#### Written task
What is the number of lines in these entries that include "backed"? Write that number and no other text.

#### Given records
——

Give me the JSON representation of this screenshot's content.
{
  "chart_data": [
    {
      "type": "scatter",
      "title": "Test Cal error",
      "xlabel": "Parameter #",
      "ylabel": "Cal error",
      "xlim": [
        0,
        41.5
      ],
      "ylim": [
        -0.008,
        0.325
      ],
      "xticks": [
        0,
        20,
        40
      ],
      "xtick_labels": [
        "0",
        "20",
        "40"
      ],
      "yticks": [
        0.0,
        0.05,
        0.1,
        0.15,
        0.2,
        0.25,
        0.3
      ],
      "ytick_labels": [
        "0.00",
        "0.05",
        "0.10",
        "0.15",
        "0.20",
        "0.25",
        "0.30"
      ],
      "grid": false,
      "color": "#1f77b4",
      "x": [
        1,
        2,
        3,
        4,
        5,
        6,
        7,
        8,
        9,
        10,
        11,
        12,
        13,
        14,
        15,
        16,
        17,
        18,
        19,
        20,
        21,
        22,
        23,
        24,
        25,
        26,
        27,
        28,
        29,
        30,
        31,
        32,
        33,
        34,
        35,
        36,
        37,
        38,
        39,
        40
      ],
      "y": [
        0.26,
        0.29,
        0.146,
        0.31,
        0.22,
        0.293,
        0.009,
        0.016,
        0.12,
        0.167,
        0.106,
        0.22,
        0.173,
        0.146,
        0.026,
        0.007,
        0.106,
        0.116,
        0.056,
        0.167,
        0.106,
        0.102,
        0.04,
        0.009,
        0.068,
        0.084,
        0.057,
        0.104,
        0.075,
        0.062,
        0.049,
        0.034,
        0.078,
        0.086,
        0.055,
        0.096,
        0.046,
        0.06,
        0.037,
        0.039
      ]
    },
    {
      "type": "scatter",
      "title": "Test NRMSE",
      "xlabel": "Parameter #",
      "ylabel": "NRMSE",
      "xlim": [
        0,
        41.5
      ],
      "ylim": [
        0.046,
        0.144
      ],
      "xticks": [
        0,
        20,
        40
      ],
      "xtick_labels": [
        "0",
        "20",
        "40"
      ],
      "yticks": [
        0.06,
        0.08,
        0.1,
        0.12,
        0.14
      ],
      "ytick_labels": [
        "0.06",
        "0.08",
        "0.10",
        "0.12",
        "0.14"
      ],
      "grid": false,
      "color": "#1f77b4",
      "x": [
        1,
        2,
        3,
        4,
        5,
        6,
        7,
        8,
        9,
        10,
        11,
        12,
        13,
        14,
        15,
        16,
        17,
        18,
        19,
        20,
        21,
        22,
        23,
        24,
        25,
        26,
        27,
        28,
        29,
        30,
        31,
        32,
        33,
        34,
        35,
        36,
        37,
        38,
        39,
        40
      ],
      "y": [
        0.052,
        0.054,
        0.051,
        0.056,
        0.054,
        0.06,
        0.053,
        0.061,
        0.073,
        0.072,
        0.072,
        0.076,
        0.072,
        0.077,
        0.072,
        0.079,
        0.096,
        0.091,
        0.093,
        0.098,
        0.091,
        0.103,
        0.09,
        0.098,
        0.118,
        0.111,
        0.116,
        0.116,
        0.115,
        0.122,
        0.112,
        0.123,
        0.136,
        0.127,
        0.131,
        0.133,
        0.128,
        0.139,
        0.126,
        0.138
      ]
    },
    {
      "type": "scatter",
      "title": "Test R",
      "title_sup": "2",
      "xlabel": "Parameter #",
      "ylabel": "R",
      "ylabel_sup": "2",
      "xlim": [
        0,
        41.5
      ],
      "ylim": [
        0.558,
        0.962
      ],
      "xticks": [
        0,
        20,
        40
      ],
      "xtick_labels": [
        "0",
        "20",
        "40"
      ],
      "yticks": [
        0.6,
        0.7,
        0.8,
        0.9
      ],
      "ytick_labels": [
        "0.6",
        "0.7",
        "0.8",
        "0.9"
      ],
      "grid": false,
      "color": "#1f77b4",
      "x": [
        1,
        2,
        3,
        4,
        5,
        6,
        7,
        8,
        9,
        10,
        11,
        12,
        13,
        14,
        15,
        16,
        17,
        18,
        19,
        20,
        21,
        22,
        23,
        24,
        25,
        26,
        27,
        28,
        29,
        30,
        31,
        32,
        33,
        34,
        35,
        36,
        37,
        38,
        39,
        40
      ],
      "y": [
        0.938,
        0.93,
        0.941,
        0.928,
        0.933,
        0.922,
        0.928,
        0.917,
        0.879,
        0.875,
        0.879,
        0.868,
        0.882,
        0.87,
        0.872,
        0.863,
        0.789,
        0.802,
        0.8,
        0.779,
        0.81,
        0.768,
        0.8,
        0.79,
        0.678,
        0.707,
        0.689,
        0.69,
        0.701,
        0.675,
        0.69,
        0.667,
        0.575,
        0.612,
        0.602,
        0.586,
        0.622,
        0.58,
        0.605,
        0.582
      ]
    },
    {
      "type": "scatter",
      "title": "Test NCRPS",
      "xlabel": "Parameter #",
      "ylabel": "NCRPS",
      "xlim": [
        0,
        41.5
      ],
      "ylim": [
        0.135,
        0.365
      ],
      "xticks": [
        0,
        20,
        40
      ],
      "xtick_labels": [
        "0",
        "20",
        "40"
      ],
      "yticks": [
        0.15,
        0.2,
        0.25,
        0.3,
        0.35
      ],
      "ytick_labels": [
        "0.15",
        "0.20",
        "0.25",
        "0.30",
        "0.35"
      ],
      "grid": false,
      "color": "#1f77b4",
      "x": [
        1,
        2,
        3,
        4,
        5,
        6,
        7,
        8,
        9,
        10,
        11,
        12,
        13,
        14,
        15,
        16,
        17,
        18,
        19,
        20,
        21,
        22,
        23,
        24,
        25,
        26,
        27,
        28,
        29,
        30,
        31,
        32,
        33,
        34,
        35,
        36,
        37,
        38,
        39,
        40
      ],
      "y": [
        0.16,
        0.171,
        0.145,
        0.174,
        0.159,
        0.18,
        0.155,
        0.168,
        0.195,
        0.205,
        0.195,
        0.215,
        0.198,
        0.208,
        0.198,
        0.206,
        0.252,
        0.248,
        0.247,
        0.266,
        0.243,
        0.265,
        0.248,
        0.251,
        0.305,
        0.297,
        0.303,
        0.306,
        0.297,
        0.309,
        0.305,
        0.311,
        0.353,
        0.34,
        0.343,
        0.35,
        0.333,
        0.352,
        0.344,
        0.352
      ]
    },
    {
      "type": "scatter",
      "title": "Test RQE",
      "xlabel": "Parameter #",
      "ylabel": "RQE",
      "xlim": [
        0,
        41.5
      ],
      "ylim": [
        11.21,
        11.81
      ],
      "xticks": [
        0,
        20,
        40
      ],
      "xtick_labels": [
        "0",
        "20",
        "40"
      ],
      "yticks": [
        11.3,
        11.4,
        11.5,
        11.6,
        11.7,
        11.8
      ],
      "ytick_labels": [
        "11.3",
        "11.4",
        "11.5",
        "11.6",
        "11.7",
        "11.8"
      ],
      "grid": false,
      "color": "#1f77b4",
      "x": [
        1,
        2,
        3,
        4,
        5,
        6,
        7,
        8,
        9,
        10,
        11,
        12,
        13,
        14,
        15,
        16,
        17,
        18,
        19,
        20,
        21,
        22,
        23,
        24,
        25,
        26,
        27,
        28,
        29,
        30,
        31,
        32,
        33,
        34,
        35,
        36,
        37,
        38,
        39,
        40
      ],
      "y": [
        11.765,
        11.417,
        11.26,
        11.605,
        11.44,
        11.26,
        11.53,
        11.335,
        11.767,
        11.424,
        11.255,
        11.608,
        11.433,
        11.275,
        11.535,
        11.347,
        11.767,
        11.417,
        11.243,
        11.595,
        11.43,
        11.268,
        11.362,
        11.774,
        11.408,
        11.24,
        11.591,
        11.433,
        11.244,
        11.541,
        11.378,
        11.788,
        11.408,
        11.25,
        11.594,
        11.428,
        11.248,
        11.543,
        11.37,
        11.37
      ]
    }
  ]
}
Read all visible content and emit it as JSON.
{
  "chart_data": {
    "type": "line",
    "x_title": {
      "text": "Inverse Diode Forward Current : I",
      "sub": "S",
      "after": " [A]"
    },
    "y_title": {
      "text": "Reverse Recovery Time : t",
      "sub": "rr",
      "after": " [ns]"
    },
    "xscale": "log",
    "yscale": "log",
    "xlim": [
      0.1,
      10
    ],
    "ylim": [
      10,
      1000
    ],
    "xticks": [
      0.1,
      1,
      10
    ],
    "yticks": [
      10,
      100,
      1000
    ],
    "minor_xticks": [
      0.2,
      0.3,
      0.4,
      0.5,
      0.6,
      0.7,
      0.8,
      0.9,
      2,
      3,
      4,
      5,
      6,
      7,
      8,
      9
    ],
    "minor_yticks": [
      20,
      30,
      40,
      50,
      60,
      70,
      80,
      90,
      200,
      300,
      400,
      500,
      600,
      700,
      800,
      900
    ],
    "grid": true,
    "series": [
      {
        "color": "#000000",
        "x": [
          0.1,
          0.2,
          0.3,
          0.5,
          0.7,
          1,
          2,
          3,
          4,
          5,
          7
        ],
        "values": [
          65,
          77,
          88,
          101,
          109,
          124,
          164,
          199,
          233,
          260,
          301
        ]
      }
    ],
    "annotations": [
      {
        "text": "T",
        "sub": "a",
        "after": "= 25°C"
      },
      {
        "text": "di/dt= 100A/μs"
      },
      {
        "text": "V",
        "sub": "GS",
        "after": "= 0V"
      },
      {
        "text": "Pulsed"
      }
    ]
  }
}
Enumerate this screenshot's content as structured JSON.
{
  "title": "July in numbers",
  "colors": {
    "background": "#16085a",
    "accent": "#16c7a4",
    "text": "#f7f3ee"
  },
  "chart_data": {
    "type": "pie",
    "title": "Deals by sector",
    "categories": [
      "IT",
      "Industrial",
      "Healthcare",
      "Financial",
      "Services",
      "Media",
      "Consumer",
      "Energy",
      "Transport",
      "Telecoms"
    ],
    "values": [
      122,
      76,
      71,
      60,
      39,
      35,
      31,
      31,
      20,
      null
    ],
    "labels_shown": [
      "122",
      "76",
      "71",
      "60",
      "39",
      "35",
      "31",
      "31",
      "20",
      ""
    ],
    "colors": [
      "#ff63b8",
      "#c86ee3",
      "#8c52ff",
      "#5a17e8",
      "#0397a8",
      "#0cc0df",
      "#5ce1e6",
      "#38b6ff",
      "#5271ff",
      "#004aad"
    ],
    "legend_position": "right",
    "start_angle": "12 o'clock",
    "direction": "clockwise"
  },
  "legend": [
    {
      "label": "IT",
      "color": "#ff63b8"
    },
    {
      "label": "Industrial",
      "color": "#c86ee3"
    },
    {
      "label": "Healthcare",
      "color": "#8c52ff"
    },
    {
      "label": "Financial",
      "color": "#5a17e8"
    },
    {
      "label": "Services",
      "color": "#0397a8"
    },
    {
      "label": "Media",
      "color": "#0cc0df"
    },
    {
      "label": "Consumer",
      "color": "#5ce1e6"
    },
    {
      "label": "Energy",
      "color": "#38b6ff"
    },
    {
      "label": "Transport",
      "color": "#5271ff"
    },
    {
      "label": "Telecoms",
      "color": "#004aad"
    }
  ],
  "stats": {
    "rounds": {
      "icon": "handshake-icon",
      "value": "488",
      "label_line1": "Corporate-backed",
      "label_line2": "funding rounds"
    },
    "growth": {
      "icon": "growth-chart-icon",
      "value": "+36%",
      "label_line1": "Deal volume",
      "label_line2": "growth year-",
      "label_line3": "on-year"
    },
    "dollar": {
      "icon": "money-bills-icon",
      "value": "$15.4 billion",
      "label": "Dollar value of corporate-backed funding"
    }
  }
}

——

#### In response
2